■ **What to do**
Search the listing for the string "JSON" and copy every line that contains it.

■ **Excerpted records**
%%

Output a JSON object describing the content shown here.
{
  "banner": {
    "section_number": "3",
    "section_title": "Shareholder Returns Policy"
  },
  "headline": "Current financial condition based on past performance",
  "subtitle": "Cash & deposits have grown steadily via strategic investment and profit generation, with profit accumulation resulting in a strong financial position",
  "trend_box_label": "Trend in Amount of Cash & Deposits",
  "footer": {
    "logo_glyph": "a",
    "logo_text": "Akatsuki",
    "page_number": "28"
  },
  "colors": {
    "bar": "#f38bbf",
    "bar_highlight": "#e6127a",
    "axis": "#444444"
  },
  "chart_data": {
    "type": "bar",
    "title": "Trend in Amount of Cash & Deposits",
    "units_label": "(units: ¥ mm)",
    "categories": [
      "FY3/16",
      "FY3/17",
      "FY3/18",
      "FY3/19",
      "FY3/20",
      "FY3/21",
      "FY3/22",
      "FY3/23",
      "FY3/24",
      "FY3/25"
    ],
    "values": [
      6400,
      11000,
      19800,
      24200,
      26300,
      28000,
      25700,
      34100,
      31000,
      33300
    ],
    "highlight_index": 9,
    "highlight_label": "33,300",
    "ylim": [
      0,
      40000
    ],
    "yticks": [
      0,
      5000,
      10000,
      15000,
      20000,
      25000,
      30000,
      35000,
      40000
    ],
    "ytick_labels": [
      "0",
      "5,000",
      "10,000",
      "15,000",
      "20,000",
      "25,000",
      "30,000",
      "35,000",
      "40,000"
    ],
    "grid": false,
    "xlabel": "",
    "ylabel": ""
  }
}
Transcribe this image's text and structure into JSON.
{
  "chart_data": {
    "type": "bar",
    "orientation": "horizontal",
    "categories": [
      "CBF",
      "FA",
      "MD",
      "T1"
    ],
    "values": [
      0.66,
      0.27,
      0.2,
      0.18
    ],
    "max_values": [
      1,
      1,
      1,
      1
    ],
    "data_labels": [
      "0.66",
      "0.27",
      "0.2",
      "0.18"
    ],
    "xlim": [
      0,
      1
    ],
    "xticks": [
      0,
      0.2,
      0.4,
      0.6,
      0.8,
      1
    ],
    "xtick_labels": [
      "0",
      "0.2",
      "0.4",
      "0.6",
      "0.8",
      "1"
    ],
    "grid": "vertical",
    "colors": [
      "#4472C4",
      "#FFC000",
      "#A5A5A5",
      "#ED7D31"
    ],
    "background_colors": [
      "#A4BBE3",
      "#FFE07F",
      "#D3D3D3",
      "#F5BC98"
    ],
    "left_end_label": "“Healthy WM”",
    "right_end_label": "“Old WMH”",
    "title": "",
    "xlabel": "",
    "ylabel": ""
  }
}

%%

■ **Output for this task**
Output a JSON object describing the content shown here.
Transcribe this image's text and structure into JSON.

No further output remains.